Restate the full set of records exactly, without adding or dropping a word.

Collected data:
..............................
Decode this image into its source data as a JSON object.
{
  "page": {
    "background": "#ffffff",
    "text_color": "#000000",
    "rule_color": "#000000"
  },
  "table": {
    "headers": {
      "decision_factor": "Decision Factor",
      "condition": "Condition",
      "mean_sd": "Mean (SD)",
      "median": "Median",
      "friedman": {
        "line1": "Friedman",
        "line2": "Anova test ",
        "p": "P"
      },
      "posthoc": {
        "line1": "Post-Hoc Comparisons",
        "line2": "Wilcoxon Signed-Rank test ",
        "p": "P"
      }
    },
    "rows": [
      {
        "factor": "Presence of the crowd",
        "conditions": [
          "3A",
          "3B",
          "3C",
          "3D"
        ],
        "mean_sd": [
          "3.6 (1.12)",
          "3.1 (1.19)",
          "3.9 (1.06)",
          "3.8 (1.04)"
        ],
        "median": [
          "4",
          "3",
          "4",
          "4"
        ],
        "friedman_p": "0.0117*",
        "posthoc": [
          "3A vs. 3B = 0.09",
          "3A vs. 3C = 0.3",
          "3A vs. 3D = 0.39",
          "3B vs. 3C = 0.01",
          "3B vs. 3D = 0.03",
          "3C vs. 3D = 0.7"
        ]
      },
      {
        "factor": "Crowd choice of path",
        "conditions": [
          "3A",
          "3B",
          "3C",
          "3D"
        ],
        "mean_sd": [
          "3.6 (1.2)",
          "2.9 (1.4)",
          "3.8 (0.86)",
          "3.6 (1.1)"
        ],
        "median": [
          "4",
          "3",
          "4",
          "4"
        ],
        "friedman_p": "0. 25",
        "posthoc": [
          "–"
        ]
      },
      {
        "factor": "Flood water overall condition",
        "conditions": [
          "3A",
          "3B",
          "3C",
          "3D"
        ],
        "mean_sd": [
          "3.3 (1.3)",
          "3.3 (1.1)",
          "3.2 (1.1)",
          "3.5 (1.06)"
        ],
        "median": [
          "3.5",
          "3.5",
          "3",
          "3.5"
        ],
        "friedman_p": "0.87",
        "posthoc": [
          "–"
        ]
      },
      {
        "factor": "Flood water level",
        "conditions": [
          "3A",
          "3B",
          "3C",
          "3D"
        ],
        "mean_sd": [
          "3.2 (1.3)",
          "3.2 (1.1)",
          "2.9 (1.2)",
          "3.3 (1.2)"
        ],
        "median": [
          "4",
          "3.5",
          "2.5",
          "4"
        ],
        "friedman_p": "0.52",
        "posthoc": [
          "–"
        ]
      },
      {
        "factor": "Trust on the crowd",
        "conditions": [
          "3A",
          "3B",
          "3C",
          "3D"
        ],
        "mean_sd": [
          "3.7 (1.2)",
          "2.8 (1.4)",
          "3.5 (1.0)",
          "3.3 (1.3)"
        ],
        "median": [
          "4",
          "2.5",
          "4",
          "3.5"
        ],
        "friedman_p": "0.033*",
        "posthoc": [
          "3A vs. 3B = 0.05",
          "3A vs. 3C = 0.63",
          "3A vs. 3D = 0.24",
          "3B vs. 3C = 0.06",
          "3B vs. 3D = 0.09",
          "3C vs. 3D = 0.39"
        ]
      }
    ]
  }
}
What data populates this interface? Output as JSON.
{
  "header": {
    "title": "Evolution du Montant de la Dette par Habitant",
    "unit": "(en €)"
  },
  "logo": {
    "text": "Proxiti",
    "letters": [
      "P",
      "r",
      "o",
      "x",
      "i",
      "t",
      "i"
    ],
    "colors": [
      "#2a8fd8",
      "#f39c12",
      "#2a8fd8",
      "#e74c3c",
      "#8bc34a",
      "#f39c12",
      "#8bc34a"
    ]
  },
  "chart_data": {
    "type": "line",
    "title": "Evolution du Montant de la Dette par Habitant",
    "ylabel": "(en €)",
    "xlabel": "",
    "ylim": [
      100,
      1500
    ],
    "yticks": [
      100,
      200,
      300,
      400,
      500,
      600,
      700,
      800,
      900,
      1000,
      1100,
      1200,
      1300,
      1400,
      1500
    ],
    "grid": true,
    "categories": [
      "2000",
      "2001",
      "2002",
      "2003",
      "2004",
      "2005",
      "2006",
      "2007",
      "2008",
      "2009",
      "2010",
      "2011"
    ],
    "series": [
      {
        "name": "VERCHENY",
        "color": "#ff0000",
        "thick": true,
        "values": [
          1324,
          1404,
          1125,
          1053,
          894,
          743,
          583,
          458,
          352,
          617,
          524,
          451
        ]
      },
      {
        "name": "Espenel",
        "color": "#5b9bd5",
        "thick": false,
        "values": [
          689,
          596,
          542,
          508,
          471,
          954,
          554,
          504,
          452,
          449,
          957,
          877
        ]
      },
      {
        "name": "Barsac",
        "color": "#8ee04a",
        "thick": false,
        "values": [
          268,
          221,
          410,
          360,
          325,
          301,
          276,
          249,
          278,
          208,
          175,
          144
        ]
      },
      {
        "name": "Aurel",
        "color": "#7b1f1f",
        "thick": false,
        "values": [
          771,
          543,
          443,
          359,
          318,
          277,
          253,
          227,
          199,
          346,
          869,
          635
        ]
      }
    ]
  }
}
..............................
PROBLEM SOLUTION:
Decode this image into its source data as a JSON object.
{
  "page": {
    "background": "#ffffff",
    "text_color": "#000000",
    "rule_color": "#000000"
  },
  "table": {
    "headers": {
      "decision_factor": "Decision Factor",
      "condition": "Condition",
      "mean_sd": "Mean (SD)",
      "median": "Median",
      "friedman": {
        "line1": "Friedman",
        "line2": "Anova test ",
        "p": "P"
      },
      "posthoc": {
        "line1": "Post-Hoc Comparisons",
        "line2": "Wilcoxon Signed-Rank test ",
        "p": "P"
      }
    },
    "rows": [
      {
        "factor": "Presence of the crowd",
        "conditions": [
          "3A",
          "3B",
          "3C",
          "3D"
        ],
        "mean_sd": [
          "3.6 (1.12)",
          "3.1 (1.19)",
          "3.9 (1.06)",
          "3.8 (1.04)"
        ],
        "median": [
          "4",
          "3",
          "4",
          "4"
        ],
        "friedman_p": "0.0117*",
        "posthoc": [
          "3A vs. 3B = 0.09",
          "3A vs. 3C = 0.3",
          "3A vs. 3D = 0.39",
          "3B vs. 3C = 0.01",
          "3B vs. 3D = 0.03",
          "3C vs. 3D = 0.7"
        ]
      },
      {
        "factor": "Crowd choice of path",
        "conditions": [
          "3A",
          "3B",
          "3C",
          "3D"
        ],
        "mean_sd": [
          "3.6 (1.2)",
          "2.9 (1.4)",
          "3.8 (0.86)",
          "3.6 (1.1)"
        ],
        "median": [
          "4",
          "3",
          "4",
          "4"
        ],
        "friedman_p": "0. 25",
        "posthoc": [
          "–"
        ]
      },
      {
        "factor": "Flood water overall condition",
        "conditions": [
          "3A",
          "3B",
          "3C",
          "3D"
        ],
        "mean_sd": [
          "3.3 (1.3)",
          "3.3 (1.1)",
          "3.2 (1.1)",
          "3.5 (1.06)"
        ],
        "median": [
          "3.5",
          "3.5",
          "3",
          "3.5"
        ],
        "friedman_p": "0.87",
        "posthoc": [
          "–"
        ]
      },
      {
        "factor": "Flood water level",
        "conditions": [
          "3A",
          "3B",
          "3C",
          "3D"
        ],
        "mean_sd": [
          "3.2 (1.3)",
          "3.2 (1.1)",
          "2.9 (1.2)",
          "3.3 (1.2)"
        ],
        "median": [
          "4",
          "3.5",
          "2.5",
          "4"
        ],
        "friedman_p": "0.52",
        "posthoc": [
          "–"
        ]
      },
      {
        "factor": "Trust on the crowd",
        "conditions": [
          "3A",
          "3B",
          "3C",
          "3D"
        ],
        "mean_sd": [
          "3.7 (1.2)",
          "2.8 (1.4)",
          "3.5 (1.0)",
          "3.3 (1.3)"
        ],
        "median": [
          "4",
          "2.5",
          "4",
          "3.5"
        ],
        "friedman_p": "0.033*",
        "posthoc": [
          "3A vs. 3B = 0.05",
          "3A vs. 3C = 0.63",
          "3A vs. 3D = 0.24",
          "3B vs. 3C = 0.06",
          "3B vs. 3D = 0.09",
          "3C vs. 3D = 0.39"
        ]
      }
    ]
  }
}
What data populates this interface? Output as JSON.
{
  "header": {
    "title": "Evolution du Montant de la Dette par Habitant",
    "unit": "(en €)"
  },
  "logo": {
    "text": "Proxiti",
    "letters": [
      "P",
      "r",
      "o",
      "x",
      "i",
      "t",
      "i"
    ],
    "colors": [
      "#2a8fd8",
      "#f39c12",
      "#2a8fd8",
      "#e74c3c",
      "#8bc34a",
      "#f39c12",
      "#8bc34a"
    ]
  },
  "chart_data": {
    "type": "line",
    "title": "Evolution du Montant de la Dette par Habitant",
    "ylabel": "(en €)",
    "xlabel": "",
    "ylim": [
      100,
      1500
    ],
    "yticks": [
      100,
      200,
      300,
      400,
      500,
      600,
      700,
      800,
      900,
      1000,
      1100,
      1200,
      1300,
      1400,
      1500
    ],
    "grid": true,
    "categories": [
      "2000",
      "2001",
      "2002",
      "2003",
      "2004",
      "2005",
      "2006",
      "2007",
      "2008",
      "2009",
      "2010",
      "2011"
    ],
    "series": [
      {
        "name": "VERCHENY",
        "color": "#ff0000",
        "thick": true,
        "values": [
          1324,
          1404,
          1125,
          1053,
          894,
          743,
          583,
          458,
          352,
          617,
          524,
          451
        ]
      },
      {
        "name": "Espenel",
        "color": "#5b9bd5",
        "thick": false,
        "values": [
          689,
          596,
          542,
          508,
          471,
          954,
          554,
          504,
          452,
          449,
          957,
          877
        ]
      },
      {
        "name": "Barsac",
        "color": "#8ee04a",
        "thick": false,
        "values": [
          268,
          221,
          410,
          360,
          325,
          301,
          276,
          249,
          278,
          208,
          175,
          144
        ]
      },
      {
        "name": "Aurel",
        "color": "#7b1f1f",
        "thick": false,
        "values": [
          771,
          543,
          443,
          359,
          318,
          277,
          253,
          227,
          199,
          346,
          869,
          635
        ]
      }
    ]
  }
}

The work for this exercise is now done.